Short exercise: Report how many lines contain "AVERAGE", with no other words.

== Data for processing ==

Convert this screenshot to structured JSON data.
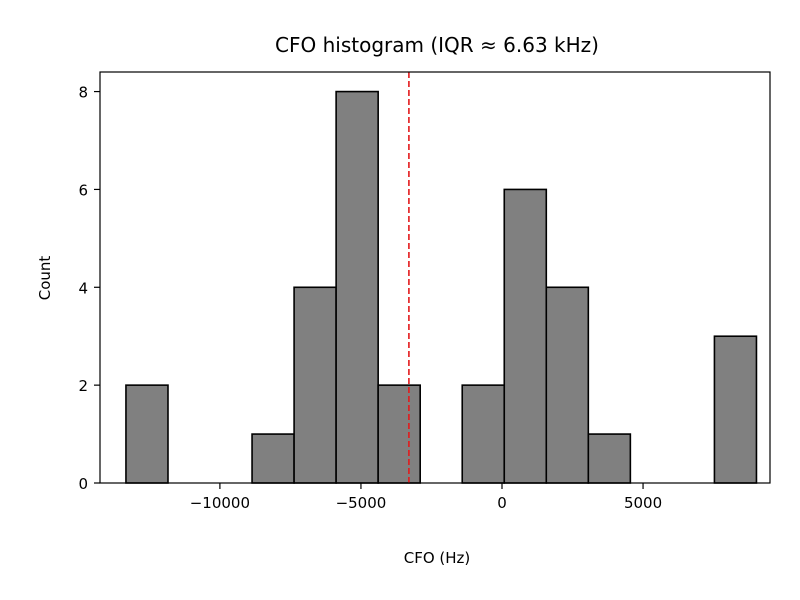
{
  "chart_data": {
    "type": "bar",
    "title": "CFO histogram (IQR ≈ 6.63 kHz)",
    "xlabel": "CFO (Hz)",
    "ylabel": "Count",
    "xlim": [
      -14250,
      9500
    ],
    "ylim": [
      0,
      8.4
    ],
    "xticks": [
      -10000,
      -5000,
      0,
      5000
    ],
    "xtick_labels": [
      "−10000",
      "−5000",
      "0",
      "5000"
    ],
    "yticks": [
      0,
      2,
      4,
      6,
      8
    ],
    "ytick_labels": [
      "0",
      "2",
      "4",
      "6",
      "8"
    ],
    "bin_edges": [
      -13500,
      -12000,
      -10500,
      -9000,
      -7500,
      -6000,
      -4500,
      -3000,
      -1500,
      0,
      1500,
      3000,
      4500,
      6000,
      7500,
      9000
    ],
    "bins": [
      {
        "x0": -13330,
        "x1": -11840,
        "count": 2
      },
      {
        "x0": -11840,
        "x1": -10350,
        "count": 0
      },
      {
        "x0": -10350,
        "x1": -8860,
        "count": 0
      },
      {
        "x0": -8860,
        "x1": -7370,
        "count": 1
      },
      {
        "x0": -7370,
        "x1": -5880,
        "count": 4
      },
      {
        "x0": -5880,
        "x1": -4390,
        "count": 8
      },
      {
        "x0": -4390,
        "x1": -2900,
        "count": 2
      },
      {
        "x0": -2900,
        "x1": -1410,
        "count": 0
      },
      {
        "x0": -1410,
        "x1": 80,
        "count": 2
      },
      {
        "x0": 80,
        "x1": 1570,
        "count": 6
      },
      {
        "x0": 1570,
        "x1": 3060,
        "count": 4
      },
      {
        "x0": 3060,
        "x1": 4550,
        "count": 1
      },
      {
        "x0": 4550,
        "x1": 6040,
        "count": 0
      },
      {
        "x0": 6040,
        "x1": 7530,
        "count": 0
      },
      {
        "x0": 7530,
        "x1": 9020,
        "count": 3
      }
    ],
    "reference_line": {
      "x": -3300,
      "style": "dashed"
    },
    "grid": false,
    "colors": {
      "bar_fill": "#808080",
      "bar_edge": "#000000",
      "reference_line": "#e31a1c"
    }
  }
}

===
== Data for processing ==

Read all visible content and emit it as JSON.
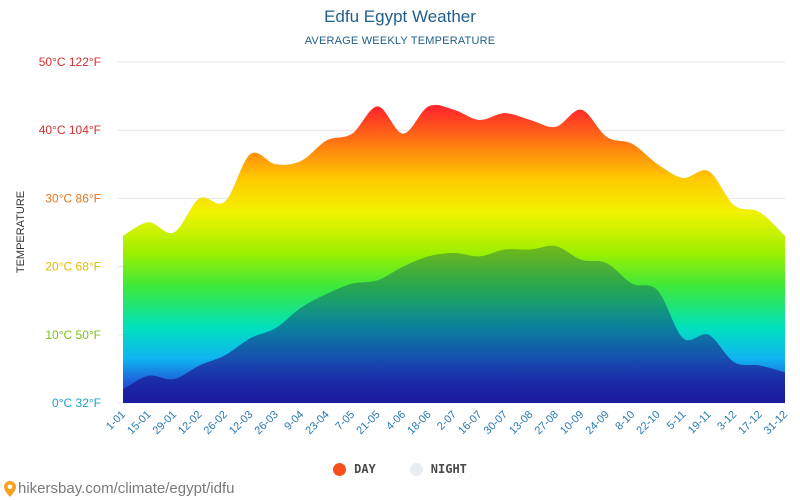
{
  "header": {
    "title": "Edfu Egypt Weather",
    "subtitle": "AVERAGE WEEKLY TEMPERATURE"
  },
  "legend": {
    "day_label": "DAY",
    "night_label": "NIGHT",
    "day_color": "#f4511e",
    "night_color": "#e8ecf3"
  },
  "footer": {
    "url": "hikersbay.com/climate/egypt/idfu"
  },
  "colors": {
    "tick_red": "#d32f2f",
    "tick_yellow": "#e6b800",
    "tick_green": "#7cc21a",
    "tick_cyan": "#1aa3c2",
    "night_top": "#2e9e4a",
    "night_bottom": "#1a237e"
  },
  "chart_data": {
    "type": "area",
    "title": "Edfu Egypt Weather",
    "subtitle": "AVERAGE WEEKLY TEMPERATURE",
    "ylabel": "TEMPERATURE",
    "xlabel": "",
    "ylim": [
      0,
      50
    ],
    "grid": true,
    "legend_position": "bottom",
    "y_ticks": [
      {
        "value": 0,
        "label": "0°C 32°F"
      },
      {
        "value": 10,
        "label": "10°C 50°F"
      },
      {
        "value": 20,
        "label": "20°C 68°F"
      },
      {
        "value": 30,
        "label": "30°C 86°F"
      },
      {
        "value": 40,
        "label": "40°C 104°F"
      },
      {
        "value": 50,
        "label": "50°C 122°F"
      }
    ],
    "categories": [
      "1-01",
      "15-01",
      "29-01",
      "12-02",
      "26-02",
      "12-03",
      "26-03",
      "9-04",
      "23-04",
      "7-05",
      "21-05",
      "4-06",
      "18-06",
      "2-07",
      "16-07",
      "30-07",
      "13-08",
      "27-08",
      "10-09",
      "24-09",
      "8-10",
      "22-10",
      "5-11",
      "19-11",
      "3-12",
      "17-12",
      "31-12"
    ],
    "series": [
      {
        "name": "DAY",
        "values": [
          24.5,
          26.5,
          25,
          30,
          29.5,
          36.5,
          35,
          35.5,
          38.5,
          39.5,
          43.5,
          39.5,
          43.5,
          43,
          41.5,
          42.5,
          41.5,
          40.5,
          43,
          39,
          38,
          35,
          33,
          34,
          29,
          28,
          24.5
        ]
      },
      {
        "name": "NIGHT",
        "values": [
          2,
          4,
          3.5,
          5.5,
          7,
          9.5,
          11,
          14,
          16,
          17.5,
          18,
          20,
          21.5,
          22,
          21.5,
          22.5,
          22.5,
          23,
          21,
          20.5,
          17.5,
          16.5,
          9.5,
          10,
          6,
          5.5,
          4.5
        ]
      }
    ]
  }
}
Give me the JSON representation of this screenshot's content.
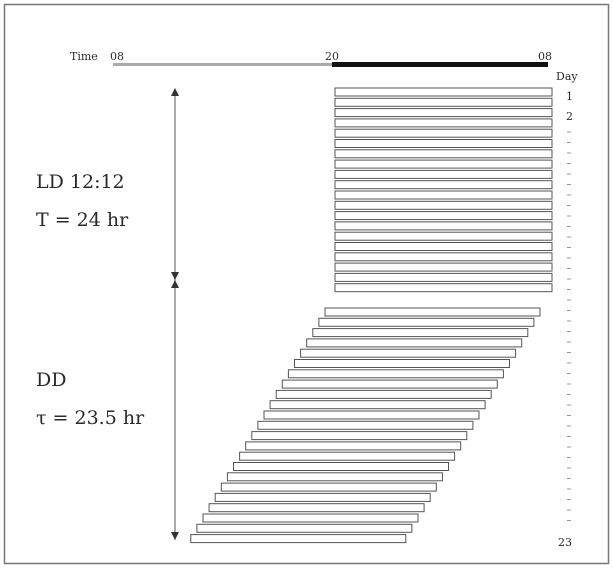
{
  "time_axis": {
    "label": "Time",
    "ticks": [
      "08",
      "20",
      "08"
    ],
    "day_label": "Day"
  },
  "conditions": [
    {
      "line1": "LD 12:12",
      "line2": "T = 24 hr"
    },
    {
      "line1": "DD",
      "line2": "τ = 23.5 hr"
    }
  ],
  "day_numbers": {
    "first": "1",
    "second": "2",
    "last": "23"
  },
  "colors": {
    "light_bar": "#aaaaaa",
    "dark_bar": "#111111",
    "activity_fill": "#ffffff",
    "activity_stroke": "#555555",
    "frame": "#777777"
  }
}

===

Finished task: 2